What to work on:
Show every line containing "going" by copying it.

Task material:

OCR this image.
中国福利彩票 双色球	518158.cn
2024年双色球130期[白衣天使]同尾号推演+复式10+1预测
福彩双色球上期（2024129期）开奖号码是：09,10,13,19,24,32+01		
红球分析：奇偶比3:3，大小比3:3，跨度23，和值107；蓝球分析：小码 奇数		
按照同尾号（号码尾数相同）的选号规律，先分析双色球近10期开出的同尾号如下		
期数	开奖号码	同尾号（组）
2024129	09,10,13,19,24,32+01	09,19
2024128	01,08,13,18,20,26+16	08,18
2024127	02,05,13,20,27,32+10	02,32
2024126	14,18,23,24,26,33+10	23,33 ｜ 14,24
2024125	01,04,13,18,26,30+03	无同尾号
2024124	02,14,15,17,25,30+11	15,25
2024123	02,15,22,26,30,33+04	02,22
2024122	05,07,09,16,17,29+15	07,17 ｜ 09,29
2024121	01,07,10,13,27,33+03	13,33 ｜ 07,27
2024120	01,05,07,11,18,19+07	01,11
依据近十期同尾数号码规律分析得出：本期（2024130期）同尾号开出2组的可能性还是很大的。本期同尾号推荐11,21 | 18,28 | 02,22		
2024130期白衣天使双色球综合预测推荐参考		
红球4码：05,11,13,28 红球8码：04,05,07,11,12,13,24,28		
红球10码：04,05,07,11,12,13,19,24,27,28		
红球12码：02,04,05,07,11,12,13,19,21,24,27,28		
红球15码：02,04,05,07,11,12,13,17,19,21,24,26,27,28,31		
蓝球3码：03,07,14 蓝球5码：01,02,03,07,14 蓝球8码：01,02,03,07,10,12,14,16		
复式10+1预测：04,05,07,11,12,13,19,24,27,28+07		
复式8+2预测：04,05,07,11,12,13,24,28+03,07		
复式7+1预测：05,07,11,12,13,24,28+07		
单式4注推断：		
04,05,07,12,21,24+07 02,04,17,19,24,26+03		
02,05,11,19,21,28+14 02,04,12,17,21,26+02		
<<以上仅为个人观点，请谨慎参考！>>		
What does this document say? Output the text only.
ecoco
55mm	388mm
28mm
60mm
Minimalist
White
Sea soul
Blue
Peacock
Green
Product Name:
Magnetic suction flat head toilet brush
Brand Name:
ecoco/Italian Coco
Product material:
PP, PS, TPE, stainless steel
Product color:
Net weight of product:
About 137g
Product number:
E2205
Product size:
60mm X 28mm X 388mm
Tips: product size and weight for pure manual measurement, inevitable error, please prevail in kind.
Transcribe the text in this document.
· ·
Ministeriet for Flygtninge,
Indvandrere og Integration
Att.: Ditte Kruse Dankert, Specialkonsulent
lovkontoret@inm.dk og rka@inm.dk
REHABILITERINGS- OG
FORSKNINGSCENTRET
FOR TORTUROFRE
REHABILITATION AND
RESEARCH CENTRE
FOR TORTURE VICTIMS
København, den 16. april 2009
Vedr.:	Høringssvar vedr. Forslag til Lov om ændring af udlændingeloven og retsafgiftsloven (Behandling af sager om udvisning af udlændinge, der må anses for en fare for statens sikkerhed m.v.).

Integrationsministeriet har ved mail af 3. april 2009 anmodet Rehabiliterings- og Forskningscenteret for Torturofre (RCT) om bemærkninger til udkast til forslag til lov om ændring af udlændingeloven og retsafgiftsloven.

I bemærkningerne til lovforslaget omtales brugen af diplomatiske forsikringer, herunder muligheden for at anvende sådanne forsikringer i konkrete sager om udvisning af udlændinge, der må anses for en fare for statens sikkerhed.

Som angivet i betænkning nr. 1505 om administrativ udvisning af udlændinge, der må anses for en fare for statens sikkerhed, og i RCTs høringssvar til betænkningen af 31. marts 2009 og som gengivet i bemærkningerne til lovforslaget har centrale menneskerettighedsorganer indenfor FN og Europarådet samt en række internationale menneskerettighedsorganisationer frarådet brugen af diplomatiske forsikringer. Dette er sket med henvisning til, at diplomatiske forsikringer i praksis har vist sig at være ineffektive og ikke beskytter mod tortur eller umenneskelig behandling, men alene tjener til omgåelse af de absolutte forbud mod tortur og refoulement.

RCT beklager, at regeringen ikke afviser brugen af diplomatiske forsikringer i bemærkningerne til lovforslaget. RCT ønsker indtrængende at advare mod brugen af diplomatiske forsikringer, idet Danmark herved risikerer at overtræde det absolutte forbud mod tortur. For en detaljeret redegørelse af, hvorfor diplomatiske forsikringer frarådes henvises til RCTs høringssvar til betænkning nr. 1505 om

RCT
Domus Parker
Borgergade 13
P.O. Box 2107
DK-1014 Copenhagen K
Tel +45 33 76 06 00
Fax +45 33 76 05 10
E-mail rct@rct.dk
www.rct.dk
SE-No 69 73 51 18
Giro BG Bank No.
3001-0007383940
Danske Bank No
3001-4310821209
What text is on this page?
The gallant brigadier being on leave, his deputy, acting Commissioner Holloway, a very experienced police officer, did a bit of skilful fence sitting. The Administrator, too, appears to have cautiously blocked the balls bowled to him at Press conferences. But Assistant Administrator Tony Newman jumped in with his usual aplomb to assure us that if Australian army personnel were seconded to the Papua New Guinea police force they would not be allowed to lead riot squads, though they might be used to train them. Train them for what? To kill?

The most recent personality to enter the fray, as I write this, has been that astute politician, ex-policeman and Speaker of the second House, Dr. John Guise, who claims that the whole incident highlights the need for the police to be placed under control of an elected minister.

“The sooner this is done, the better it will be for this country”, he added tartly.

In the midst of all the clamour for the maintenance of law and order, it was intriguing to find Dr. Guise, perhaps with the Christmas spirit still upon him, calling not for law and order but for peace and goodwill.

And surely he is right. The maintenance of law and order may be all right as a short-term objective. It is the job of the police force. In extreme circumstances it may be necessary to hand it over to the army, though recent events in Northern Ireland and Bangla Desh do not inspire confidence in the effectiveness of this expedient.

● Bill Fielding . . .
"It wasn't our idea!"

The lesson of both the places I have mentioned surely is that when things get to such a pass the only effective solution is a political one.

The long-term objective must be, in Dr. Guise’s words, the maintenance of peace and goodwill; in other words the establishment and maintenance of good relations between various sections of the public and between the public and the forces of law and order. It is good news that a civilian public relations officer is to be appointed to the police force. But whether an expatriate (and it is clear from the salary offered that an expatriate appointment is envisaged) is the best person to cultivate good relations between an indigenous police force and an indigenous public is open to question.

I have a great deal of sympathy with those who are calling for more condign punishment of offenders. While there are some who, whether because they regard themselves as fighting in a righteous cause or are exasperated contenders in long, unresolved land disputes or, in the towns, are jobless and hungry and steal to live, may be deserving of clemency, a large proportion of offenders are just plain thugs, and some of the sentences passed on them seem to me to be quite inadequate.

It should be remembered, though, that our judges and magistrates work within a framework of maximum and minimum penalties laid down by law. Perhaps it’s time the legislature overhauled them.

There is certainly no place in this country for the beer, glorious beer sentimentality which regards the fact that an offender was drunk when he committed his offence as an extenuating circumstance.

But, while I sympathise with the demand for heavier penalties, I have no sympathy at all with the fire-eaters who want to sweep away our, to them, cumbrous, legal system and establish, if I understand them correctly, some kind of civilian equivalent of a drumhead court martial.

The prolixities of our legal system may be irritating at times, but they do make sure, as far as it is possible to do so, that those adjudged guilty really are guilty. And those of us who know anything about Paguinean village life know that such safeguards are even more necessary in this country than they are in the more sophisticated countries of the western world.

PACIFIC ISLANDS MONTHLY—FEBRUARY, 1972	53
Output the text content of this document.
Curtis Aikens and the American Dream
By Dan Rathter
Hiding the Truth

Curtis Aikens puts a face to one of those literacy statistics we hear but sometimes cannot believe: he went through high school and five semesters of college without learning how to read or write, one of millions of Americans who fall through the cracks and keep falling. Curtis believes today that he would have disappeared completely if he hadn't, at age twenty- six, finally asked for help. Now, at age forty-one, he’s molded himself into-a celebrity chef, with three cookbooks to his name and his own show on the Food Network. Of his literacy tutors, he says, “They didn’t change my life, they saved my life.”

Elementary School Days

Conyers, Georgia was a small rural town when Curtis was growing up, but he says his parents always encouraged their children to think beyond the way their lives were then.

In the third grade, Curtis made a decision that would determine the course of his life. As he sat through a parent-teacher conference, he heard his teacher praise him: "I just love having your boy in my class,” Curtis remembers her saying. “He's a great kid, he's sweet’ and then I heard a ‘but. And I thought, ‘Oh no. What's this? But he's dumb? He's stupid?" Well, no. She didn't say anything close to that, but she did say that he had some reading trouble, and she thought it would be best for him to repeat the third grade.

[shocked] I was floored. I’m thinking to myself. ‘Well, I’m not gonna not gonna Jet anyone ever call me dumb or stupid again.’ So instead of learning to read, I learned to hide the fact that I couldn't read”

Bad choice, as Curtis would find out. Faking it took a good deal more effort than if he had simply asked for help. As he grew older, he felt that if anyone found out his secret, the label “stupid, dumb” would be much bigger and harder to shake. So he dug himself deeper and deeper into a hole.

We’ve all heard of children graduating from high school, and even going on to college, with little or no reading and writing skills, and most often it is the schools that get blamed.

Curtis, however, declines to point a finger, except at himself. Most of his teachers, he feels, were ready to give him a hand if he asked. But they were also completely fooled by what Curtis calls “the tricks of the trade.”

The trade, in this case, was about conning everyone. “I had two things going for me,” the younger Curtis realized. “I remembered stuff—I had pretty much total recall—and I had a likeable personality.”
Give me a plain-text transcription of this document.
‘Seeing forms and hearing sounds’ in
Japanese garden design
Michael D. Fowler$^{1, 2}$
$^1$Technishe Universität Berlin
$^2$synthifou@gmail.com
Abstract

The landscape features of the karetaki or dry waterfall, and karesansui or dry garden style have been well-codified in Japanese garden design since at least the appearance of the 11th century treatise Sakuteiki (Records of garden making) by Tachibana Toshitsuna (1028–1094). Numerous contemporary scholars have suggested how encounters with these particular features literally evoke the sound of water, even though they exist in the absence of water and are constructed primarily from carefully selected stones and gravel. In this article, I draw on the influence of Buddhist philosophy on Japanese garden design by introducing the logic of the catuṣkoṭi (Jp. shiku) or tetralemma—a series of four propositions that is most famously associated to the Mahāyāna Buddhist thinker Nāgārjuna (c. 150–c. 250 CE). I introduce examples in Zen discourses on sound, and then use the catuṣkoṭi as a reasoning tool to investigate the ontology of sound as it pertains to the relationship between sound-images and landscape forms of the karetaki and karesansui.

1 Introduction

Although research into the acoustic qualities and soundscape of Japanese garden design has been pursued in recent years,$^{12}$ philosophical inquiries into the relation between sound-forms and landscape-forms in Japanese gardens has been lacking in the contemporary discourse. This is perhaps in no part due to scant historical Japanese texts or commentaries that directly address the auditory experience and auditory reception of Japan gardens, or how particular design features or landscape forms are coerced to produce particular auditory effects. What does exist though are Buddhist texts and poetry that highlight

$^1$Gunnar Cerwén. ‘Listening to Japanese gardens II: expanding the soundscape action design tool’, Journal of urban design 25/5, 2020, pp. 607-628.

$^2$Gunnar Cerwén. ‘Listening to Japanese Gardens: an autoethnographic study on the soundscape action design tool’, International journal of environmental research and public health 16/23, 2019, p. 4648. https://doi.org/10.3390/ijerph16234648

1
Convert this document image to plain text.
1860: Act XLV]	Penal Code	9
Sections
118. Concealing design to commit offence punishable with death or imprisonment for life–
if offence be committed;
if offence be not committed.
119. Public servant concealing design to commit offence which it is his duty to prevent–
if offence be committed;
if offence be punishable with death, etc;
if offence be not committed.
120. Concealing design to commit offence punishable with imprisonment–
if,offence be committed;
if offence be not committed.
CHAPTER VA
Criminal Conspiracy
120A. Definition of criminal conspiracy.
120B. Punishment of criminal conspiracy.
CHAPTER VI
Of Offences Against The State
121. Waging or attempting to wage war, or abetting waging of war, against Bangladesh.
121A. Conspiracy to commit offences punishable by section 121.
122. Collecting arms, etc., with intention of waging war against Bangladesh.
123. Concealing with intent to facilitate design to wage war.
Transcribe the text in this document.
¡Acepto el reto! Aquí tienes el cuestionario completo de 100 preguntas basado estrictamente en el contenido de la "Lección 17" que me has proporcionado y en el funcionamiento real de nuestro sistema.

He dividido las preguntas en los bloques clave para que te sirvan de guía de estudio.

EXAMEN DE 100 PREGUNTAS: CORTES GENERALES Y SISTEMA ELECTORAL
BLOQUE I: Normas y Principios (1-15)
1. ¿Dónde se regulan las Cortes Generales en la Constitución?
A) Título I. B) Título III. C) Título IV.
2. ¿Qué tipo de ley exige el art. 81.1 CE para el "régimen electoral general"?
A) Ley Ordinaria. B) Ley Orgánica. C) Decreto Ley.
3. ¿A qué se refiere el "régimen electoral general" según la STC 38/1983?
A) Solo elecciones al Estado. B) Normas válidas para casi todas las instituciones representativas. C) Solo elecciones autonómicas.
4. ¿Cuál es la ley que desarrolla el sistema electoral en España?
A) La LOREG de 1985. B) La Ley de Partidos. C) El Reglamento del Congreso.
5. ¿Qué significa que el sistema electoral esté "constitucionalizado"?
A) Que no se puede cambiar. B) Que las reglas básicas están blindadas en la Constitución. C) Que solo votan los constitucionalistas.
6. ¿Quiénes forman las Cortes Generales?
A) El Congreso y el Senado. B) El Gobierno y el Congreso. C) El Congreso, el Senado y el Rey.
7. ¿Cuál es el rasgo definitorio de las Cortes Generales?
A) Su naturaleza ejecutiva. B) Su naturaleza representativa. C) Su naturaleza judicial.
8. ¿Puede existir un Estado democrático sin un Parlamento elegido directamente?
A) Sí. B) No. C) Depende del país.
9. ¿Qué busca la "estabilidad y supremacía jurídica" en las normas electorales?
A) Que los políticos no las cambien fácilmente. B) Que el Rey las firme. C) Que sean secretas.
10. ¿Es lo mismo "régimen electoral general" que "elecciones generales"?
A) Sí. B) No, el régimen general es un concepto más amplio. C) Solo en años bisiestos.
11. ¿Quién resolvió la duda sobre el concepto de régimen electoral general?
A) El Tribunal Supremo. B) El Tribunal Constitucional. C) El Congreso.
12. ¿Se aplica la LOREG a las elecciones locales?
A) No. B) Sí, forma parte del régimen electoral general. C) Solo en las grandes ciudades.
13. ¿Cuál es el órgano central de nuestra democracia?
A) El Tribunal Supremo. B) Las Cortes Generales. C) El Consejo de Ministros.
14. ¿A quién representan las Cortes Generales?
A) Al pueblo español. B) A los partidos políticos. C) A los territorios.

Exercise result:
We’ve all heard of children graduating from high school, and even going on to college, with little or no reading and writing skills, and most often it is the schools that get blamed.
The trade, in this case, was about conning everyone. “I had two things going for me,” the younger Curtis realized. “I remembered stuff—I had pretty much total recall—and I had a likeable personality.”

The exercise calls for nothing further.